Dataset rows
════

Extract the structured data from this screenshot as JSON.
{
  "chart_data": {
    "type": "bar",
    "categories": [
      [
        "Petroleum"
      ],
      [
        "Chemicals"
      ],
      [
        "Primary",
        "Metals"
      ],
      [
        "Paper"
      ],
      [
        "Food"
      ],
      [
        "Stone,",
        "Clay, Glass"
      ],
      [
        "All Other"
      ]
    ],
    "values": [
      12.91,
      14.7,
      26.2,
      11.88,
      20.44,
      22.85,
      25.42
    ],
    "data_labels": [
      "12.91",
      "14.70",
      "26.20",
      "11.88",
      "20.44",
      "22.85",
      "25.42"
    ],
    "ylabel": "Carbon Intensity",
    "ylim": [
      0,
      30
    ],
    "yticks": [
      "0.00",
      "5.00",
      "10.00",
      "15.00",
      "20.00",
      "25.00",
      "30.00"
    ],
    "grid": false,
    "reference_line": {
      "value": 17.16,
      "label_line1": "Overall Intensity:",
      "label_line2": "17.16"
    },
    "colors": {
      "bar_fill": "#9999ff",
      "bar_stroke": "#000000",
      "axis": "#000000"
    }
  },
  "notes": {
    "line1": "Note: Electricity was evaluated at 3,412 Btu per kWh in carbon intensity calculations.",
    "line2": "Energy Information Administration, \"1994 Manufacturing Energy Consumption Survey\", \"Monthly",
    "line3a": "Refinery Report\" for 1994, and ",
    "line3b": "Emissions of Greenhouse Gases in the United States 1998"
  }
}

════

**PROBLEM DESCRIPTION**: Set down all of the entries exactly, please.

**RIGHT ANSWER**:
Extract the structured data from this screenshot as JSON.
{
  "chart_data": {
    "type": "bar",
    "categories": [
      [
        "Petroleum"
      ],
      [
        "Chemicals"
      ],
      [
        "Primary",
        "Metals"
      ],
      [
        "Paper"
      ],
      [
        "Food"
      ],
      [
        "Stone,",
        "Clay, Glass"
      ],
      [
        "All Other"
      ]
    ],
    "values": [
      12.91,
      14.7,
      26.2,
      11.88,
      20.44,
      22.85,
      25.42
    ],
    "data_labels": [
      "12.91",
      "14.70",
      "26.20",
      "11.88",
      "20.44",
      "22.85",
      "25.42"
    ],
    "ylabel": "Carbon Intensity",
    "ylim": [
      0,
      30
    ],
    "yticks": [
      "0.00",
      "5.00",
      "10.00",
      "15.00",
      "20.00",
      "25.00",
      "30.00"
    ],
    "grid": false,
    "reference_line": {
      "value": 17.16,
      "label_line1": "Overall Intensity:",
      "label_line2": "17.16"
    },
    "colors": {
      "bar_fill": "#9999ff",
      "bar_stroke": "#000000",
      "axis": "#000000"
    }
  },
  "notes": {
    "line1": "Note: Electricity was evaluated at 3,412 Btu per kWh in carbon intensity calculations.",
    "line2": "Energy Information Administration, \"1994 Manufacturing Energy Consumption Survey\", \"Monthly",
    "line3a": "Refinery Report\" for 1994, and ",
    "line3b": "Emissions of Greenhouse Gases in the United States 1998"
  }
}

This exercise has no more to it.